SET EXERCISE. Work out how many lines in the listing below include the word "image". Give nothing but the number.

MATERIAL.
** Begin **

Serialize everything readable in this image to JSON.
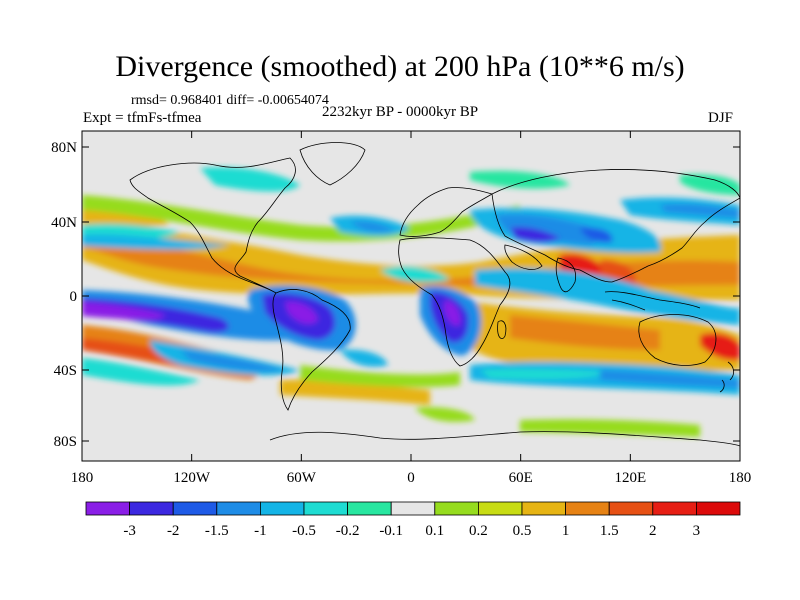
{
  "title": "Divergence (smoothed) at 200 hPa (10**6 m/s)",
  "stats_line": "rmsd= 0.968401 diff= -0.00654074",
  "experiment_line": "Expt = tfmFs-tfmea",
  "period_line": "2232kyr BP - 0000kyr BP",
  "season": "DJF",
  "lat_labels": [
    "80N",
    "40N",
    "0",
    "40S",
    "80S"
  ],
  "lon_labels": [
    "180",
    "120W",
    "60W",
    "0",
    "60E",
    "120E",
    "180"
  ],
  "colorbar": {
    "labels": [
      "-3",
      "-2",
      "-1.5",
      "-1",
      "-0.5",
      "-0.2",
      "-0.1",
      "0.1",
      "0.2",
      "0.5",
      "1",
      "1.5",
      "2",
      "3"
    ],
    "colors": [
      "#8a1ee6",
      "#3c28e0",
      "#1e5ae6",
      "#1e8ce6",
      "#14b4e6",
      "#1edcd2",
      "#28e6a0",
      "#e6e6e6",
      "#96dc1e",
      "#c8dc14",
      "#e6b414",
      "#e68214",
      "#e65014",
      "#e61e14",
      "#dc0a0a"
    ]
  }
}
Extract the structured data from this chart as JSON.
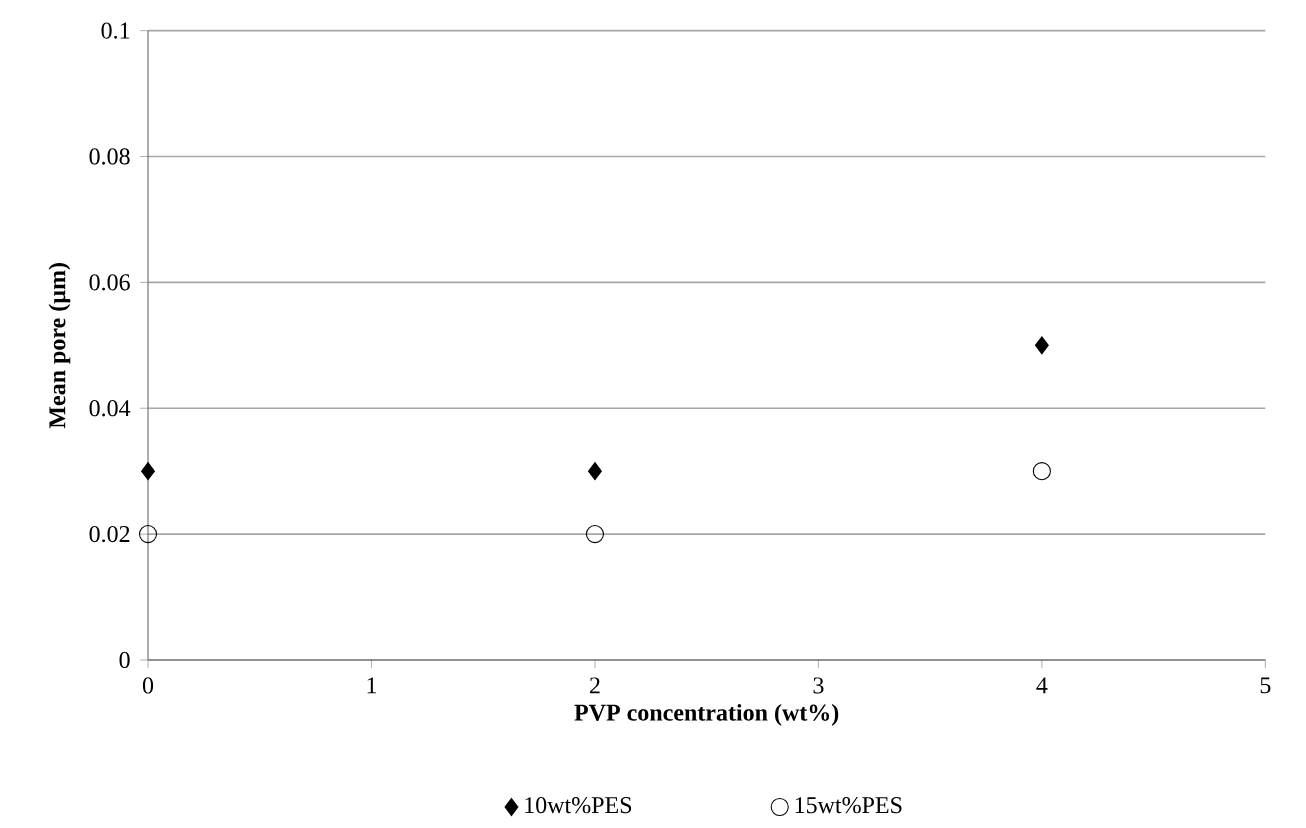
{
  "chart_data": {
    "type": "scatter",
    "xlabel": "PVP concentration (wt%)",
    "ylabel": "Mean pore (µm)",
    "series": [
      {
        "name": "10wt%PES",
        "color": "#000000",
        "marker": "diamond",
        "x": [
          0,
          2,
          4
        ],
        "values": [
          0.03,
          0.03,
          0.05
        ]
      },
      {
        "name": "15wt%PES",
        "color": "#000000",
        "marker": "circle",
        "x": [
          0,
          2,
          4
        ],
        "values": [
          0.02,
          0.02,
          0.03
        ]
      }
    ],
    "xlim": [
      0,
      5
    ],
    "xticks": [
      0,
      1,
      2,
      3,
      4,
      5
    ],
    "ylim": [
      0,
      0.1
    ],
    "yticks": [
      0,
      0.02,
      0.04,
      0.06,
      0.08,
      0.1
    ],
    "grid": "y",
    "legend": "bottom"
  }
}
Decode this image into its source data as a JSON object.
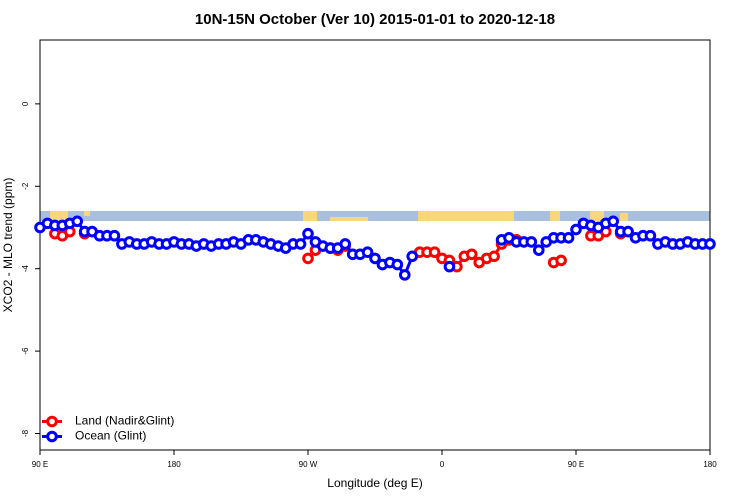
{
  "chart_data": {
    "type": "line",
    "title": "10N-15N October (Ver 10)   2015-01-01 to 2020-12-18",
    "x_label": "Longitude (deg E)",
    "y_label": "XCO2 - MLO trend (ppm)",
    "x": [
      90,
      95,
      100,
      105,
      110,
      115,
      120,
      125,
      130,
      135,
      140,
      145,
      150,
      155,
      160,
      165,
      170,
      175,
      180,
      185,
      190,
      195,
      200,
      205,
      210,
      215,
      220,
      225,
      230,
      235,
      240,
      245,
      250,
      255,
      260,
      265,
      270,
      275,
      280,
      285,
      290,
      295,
      300,
      305,
      310,
      315,
      320,
      325,
      330,
      335,
      340,
      345,
      350,
      355,
      360,
      365,
      370,
      375,
      380,
      385,
      390,
      395,
      400,
      405,
      410,
      415,
      420,
      425,
      430,
      435,
      440,
      445,
      450,
      455,
      460,
      465,
      470,
      475,
      480,
      485,
      490,
      495,
      500,
      505,
      510,
      515,
      520,
      525,
      530,
      535,
      540
    ],
    "series": [
      {
        "name": "Land (Nadir&Glint)",
        "color": "#ff0000",
        "values": [
          null,
          null,
          -3.15,
          -3.2,
          -3.1,
          null,
          -3.15,
          null,
          null,
          null,
          null,
          null,
          null,
          null,
          null,
          null,
          null,
          null,
          null,
          null,
          null,
          null,
          null,
          null,
          null,
          null,
          null,
          null,
          null,
          null,
          null,
          null,
          null,
          null,
          null,
          null,
          -3.75,
          -3.55,
          null,
          -3.5,
          -3.55,
          -3.45,
          null,
          null,
          null,
          null,
          null,
          null,
          null,
          null,
          null,
          -3.6,
          -3.6,
          -3.6,
          -3.75,
          -3.8,
          -3.95,
          -3.7,
          -3.65,
          -3.85,
          -3.75,
          -3.7,
          -3.4,
          -3.3,
          -3.3,
          null,
          null,
          null,
          null,
          -3.85,
          -3.8,
          null,
          null,
          null,
          -3.2,
          -3.2,
          -3.1,
          null,
          -3.15,
          null,
          null,
          null,
          null,
          null,
          null,
          null,
          null,
          null,
          null,
          null,
          null
        ]
      },
      {
        "name": "Ocean (Glint)",
        "color": "#0000ff",
        "values": [
          -3.0,
          -2.9,
          -2.95,
          -2.95,
          -2.9,
          -2.85,
          -3.1,
          -3.1,
          -3.2,
          -3.2,
          -3.2,
          -3.4,
          -3.35,
          -3.4,
          -3.4,
          -3.35,
          -3.4,
          -3.4,
          -3.35,
          -3.4,
          -3.4,
          -3.45,
          -3.4,
          -3.45,
          -3.4,
          -3.4,
          -3.35,
          -3.4,
          -3.3,
          -3.3,
          -3.35,
          -3.4,
          -3.45,
          -3.5,
          -3.4,
          -3.4,
          -3.15,
          -3.35,
          -3.45,
          -3.5,
          -3.5,
          -3.4,
          -3.65,
          -3.65,
          -3.6,
          -3.75,
          -3.9,
          -3.85,
          -3.9,
          -4.15,
          -3.7,
          null,
          null,
          null,
          null,
          -3.95,
          null,
          null,
          null,
          null,
          null,
          null,
          -3.3,
          -3.25,
          -3.35,
          -3.35,
          -3.35,
          -3.55,
          -3.35,
          -3.25,
          -3.25,
          -3.25,
          -3.05,
          -2.9,
          -2.95,
          -3.0,
          -2.9,
          -2.85,
          -3.1,
          -3.1,
          -3.25,
          -3.2,
          -3.2,
          -3.4,
          -3.35,
          -3.4,
          -3.4,
          -3.35,
          -3.4,
          -3.4,
          -3.4
        ]
      }
    ],
    "xlim": [
      90,
      540
    ],
    "xticks": [
      {
        "value": 90,
        "label": "90 E"
      },
      180,
      {
        "value": 270,
        "label": "90 W"
      },
      {
        "value": 360,
        "label": "0"
      },
      {
        "value": 450,
        "label": "90 E"
      },
      {
        "value": 540,
        "label": "180"
      }
    ],
    "ylim": [
      -8.4,
      1.55
    ],
    "yticks": [
      0,
      -2,
      -4,
      -6,
      -8
    ],
    "legend": "bottomleft"
  }
}
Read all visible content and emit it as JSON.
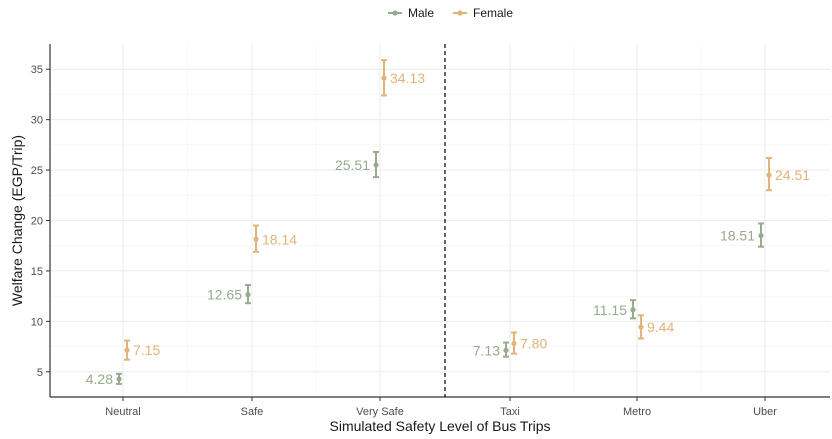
{
  "chart_data": {
    "type": "scatter",
    "xlabel": "Simulated Safety Level of Bus Trips",
    "ylabel": "Welfare Change (EGP/Trip)",
    "categories": [
      "Neutral",
      "Safe",
      "Very Safe",
      "Taxi",
      "Metro",
      "Uber"
    ],
    "ylim": [
      2.5,
      37.5
    ],
    "yticks": [
      5,
      10,
      15,
      20,
      25,
      30,
      35
    ],
    "grid": true,
    "legend_position": "top",
    "divider_after_category": "Very Safe",
    "series": [
      {
        "name": "Male",
        "color": "#9aaa8c",
        "values": [
          4.28,
          12.65,
          25.51,
          7.13,
          11.15,
          18.51
        ],
        "ci_low": [
          3.8,
          11.8,
          24.3,
          6.5,
          10.3,
          17.4
        ],
        "ci_high": [
          4.8,
          13.6,
          26.8,
          7.9,
          12.1,
          19.7
        ],
        "labels": [
          "4.28",
          "12.65",
          "25.51",
          "7.13",
          "11.15",
          "18.51"
        ]
      },
      {
        "name": "Female",
        "color": "#e3b37a",
        "values": [
          7.15,
          18.14,
          34.13,
          7.8,
          9.44,
          24.51
        ],
        "ci_low": [
          6.2,
          16.9,
          32.4,
          6.8,
          8.3,
          23.0
        ],
        "ci_high": [
          8.1,
          19.5,
          35.9,
          8.9,
          10.6,
          26.2
        ],
        "labels": [
          "7.15",
          "18.14",
          "34.13",
          "7.80",
          "9.44",
          "24.51"
        ]
      }
    ]
  }
}
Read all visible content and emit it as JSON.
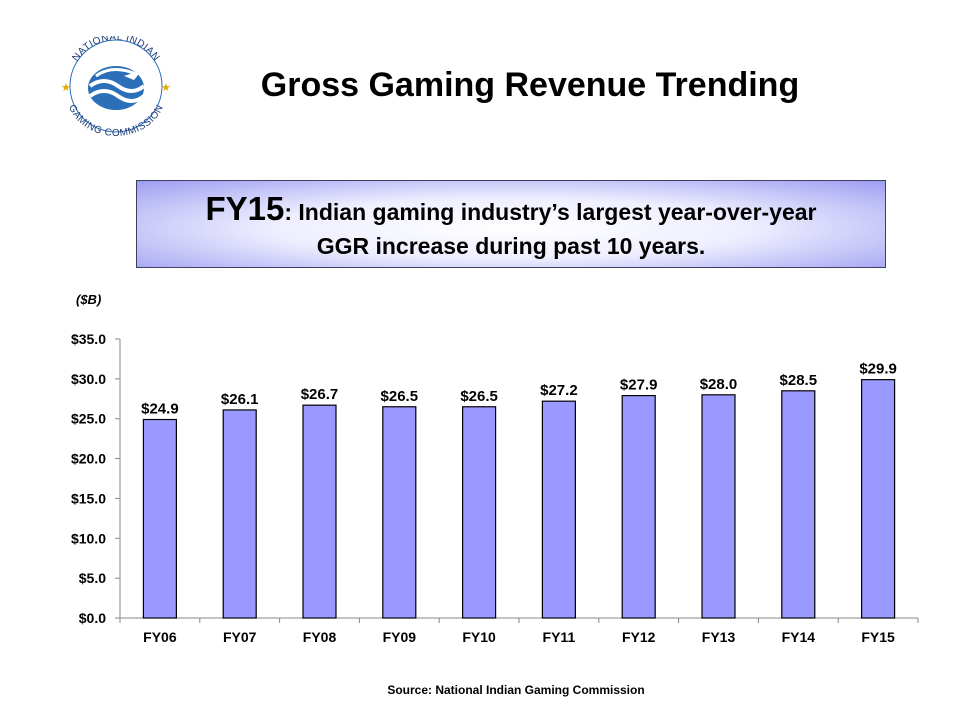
{
  "logo": {
    "text_top": "NATIONAL INDIAN",
    "text_bottom": "GAMING COMMISSION",
    "colors": {
      "text": "#1f3f7a",
      "waves": "#2a6fb8",
      "stars": "#e0a800"
    }
  },
  "title": "Gross Gaming Revenue Trending",
  "callout": {
    "lead": "FY15",
    "line1": ": Indian gaming industry’s largest year-over-year",
    "line2": "GGR increase during past 10 years."
  },
  "unit_label": "($B)",
  "source": "Source: National Indian Gaming Commission",
  "chart_data": {
    "type": "bar",
    "categories": [
      "FY06",
      "FY07",
      "FY08",
      "FY09",
      "FY10",
      "FY11",
      "FY12",
      "FY13",
      "FY14",
      "FY15"
    ],
    "values": [
      24.9,
      26.1,
      26.7,
      26.5,
      26.5,
      27.2,
      27.9,
      28.0,
      28.5,
      29.9
    ],
    "data_labels": [
      "$24.9",
      "$26.1",
      "$26.7",
      "$26.5",
      "$26.5",
      "$27.2",
      "$27.9",
      "$28.0",
      "$28.5",
      "$29.9"
    ],
    "y_ticks": [
      0,
      5,
      10,
      15,
      20,
      25,
      30,
      35
    ],
    "y_tick_labels": [
      "$0.0",
      "$5.0",
      "$10.0",
      "$15.0",
      "$20.0",
      "$25.0",
      "$30.0",
      "$35.0"
    ],
    "ylim": [
      0,
      35
    ],
    "grid": false,
    "legend": "none",
    "colors": {
      "bar": "#9999ff",
      "bar_edge": "#000000"
    }
  }
}
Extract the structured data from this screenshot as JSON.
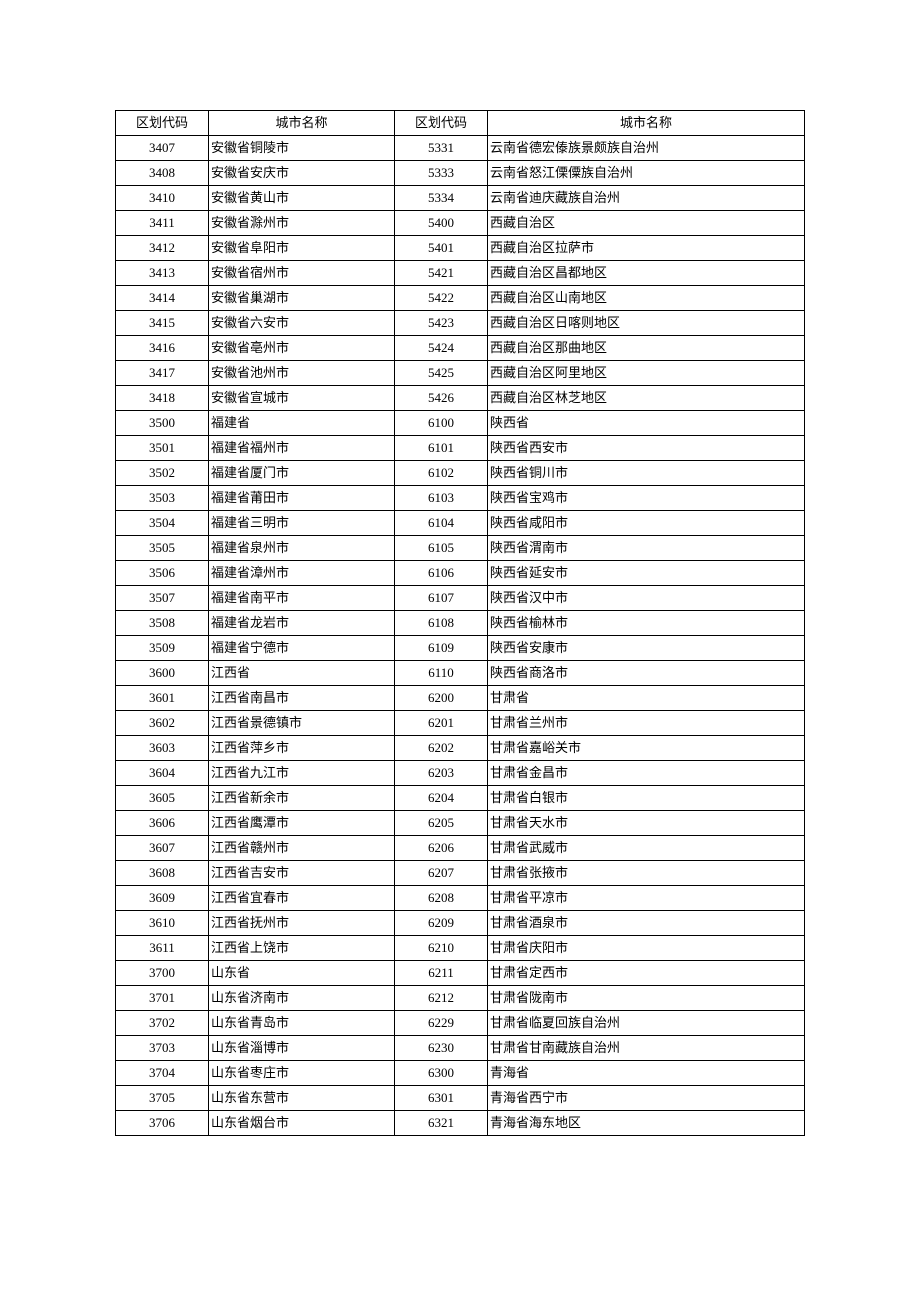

** End **

EXERCISE SOLUTION. 2